Your task → Your answer should be a single number: the count of lines in the material below that hold "target".

— Begin Records provided —

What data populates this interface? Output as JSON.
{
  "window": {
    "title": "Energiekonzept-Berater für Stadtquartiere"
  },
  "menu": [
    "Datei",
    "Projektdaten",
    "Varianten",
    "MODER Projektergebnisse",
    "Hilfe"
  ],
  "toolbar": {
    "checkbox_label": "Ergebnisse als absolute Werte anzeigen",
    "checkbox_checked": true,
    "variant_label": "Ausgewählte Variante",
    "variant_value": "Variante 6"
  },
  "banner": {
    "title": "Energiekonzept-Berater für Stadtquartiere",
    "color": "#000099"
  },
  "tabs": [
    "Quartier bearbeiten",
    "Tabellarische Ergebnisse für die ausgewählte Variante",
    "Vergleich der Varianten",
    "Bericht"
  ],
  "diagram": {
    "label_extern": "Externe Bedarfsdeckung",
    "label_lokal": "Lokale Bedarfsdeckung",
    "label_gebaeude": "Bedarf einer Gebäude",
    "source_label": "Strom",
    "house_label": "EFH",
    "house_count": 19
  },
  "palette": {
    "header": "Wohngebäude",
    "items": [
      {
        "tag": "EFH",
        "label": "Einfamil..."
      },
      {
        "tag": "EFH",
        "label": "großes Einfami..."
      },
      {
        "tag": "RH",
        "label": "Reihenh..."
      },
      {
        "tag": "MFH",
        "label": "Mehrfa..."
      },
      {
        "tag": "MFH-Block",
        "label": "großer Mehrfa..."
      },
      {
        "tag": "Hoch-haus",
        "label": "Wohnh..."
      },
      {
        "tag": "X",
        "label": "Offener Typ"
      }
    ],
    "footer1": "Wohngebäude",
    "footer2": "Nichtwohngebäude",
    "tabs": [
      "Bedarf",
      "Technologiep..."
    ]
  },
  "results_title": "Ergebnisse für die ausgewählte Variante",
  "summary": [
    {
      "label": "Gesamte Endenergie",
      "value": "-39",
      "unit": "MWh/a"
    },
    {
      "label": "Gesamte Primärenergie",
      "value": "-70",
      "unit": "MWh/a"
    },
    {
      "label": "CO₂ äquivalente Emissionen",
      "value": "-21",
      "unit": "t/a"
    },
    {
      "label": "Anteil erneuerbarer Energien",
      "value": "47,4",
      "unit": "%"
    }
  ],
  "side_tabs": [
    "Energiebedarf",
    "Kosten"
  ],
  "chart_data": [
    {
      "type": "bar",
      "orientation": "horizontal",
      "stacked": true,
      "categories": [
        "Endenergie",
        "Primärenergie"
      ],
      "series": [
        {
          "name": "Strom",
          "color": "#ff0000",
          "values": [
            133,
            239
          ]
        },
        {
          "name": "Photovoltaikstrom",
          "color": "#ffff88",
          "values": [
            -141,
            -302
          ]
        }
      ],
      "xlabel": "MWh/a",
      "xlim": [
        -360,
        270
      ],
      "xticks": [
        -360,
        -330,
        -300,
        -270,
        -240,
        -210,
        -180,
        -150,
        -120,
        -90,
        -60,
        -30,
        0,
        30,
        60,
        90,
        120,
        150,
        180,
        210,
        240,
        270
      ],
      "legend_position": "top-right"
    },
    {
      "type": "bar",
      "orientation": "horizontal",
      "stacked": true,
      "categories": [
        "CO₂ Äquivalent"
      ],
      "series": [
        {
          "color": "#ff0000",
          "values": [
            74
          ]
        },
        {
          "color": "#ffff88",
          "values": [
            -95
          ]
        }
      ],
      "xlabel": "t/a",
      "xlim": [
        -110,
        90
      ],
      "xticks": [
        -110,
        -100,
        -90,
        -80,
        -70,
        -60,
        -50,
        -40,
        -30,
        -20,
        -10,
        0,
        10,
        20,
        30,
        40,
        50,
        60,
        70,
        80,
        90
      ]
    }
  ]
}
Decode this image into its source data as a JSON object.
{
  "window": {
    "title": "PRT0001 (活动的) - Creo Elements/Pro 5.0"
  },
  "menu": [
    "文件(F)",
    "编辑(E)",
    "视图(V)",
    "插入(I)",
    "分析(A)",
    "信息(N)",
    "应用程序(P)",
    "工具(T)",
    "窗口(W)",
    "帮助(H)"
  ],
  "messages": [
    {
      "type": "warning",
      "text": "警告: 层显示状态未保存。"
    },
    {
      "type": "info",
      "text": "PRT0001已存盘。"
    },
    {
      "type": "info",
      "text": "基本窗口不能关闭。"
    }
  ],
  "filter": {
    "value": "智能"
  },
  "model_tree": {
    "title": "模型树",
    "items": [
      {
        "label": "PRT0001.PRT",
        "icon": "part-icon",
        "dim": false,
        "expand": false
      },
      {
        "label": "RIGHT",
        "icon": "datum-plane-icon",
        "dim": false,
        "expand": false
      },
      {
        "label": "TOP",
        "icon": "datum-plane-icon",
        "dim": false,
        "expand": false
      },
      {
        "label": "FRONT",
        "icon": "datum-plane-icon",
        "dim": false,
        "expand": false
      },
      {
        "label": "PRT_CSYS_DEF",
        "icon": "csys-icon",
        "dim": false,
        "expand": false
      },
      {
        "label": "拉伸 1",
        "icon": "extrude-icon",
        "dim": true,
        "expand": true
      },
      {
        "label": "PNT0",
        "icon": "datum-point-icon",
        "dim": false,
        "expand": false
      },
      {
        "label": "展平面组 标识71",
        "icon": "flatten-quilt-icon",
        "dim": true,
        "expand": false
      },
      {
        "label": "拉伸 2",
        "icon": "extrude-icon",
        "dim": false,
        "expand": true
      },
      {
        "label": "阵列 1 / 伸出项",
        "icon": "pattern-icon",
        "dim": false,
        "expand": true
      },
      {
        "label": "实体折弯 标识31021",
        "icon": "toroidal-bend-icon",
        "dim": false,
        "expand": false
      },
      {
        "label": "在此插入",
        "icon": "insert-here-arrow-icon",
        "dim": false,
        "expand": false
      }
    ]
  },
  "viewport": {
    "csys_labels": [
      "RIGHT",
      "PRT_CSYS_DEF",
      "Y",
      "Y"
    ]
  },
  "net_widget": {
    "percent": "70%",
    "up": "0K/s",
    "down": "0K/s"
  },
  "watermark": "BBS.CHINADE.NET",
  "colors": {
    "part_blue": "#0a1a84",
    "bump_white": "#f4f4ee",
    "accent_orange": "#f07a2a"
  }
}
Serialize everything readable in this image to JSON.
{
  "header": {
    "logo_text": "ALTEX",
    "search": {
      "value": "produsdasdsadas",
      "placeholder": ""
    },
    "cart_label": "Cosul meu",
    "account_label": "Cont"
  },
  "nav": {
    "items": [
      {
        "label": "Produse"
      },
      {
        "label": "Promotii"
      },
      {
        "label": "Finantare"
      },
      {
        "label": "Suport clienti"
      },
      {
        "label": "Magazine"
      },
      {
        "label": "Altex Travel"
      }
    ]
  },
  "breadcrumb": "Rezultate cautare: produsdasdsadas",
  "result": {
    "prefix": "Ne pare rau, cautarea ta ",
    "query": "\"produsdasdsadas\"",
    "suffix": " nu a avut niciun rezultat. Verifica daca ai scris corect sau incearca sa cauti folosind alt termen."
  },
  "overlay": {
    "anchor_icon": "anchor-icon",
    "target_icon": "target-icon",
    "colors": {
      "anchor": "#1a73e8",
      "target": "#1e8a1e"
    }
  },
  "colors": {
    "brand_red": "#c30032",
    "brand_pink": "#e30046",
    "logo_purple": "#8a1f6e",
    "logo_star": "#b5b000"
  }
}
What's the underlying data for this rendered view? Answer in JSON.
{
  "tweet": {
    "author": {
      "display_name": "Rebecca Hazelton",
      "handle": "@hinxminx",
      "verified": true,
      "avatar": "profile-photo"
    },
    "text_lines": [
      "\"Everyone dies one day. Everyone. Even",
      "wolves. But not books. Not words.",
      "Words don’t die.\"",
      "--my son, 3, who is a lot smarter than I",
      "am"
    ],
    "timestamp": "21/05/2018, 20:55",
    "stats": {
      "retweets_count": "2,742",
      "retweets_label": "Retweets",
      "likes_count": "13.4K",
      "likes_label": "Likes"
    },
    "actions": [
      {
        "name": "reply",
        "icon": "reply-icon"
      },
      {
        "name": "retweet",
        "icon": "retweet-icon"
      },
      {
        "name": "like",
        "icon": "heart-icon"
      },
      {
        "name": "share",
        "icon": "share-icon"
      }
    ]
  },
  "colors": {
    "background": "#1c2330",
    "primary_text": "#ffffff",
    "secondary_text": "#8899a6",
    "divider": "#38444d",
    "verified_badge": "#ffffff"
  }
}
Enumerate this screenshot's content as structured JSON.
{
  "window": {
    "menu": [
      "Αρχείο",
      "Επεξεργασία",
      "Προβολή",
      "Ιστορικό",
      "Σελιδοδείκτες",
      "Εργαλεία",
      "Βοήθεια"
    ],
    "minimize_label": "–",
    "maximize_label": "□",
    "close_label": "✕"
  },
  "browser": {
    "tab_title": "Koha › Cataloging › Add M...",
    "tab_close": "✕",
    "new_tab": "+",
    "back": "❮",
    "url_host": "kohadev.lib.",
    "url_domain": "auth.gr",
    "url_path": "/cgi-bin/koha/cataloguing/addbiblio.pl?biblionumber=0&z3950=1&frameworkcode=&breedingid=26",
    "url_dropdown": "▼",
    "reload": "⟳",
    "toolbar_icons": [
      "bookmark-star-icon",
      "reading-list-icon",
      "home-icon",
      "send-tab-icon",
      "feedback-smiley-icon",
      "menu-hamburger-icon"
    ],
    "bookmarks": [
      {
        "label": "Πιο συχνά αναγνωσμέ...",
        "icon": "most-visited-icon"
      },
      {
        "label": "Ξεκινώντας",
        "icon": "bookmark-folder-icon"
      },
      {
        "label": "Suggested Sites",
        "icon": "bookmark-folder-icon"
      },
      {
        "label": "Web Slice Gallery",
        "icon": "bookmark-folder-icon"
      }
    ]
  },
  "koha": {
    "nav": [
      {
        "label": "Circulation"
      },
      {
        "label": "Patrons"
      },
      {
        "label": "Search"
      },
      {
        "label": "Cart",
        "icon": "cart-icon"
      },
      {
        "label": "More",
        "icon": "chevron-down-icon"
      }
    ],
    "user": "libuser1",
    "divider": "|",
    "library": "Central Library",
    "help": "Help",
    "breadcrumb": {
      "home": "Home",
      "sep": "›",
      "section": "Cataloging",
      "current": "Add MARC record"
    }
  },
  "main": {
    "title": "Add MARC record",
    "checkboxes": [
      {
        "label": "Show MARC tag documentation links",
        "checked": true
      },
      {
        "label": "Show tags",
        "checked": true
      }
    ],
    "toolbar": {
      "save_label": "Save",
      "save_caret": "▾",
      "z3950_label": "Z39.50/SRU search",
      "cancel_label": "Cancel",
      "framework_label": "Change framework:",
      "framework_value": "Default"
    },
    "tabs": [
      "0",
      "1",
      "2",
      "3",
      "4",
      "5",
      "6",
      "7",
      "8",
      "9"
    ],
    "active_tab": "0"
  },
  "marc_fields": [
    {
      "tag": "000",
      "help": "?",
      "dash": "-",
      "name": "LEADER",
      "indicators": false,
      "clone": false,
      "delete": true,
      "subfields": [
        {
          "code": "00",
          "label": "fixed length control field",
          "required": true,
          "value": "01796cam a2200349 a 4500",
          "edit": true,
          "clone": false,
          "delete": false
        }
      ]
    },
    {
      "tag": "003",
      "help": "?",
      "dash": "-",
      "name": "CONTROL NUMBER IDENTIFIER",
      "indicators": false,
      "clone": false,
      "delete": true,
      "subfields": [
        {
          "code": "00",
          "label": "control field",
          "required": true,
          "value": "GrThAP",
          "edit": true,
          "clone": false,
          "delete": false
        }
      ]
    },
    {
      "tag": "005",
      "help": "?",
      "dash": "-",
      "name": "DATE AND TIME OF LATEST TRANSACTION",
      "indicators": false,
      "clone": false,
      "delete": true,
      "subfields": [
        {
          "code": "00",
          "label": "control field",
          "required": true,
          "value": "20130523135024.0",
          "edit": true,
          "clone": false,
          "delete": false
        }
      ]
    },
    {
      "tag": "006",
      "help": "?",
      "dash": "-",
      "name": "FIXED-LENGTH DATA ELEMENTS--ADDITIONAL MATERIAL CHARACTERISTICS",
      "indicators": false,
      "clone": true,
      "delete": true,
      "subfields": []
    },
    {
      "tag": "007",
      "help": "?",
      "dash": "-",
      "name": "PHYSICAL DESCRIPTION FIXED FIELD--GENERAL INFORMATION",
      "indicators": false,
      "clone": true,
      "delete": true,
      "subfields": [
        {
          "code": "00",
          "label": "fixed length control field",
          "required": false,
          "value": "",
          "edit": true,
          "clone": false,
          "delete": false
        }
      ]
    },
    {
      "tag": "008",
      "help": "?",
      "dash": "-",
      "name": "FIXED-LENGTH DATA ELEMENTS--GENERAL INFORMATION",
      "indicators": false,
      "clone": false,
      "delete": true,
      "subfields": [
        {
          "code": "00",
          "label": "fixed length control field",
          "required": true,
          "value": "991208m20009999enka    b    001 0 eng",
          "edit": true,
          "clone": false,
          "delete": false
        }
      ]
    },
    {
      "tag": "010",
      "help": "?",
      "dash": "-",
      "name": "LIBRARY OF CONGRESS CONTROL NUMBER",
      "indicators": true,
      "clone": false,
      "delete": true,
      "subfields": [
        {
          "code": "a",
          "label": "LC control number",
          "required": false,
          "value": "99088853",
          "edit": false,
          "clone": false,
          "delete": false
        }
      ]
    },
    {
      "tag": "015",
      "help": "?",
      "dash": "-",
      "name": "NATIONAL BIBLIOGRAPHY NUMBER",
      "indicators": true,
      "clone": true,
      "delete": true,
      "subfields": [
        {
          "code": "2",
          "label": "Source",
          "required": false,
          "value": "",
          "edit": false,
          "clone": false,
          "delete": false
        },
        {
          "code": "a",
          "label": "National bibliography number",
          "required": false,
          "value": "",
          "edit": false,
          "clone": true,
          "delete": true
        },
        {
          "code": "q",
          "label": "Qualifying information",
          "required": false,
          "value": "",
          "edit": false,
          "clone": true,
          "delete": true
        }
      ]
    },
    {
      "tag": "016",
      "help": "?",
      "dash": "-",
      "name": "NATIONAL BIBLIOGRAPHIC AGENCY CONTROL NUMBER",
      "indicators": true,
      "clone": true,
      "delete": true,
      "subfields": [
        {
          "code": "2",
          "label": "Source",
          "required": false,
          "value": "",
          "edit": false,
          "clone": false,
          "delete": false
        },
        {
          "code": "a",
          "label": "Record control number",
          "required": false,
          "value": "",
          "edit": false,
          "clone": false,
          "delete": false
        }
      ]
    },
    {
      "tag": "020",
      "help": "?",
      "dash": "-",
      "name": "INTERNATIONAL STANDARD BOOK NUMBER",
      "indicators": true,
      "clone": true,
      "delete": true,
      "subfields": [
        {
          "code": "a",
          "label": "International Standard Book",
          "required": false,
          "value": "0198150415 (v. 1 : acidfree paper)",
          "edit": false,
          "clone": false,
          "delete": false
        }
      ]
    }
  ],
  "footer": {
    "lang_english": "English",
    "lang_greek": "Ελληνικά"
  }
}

— End Records provided —

Written solution → 2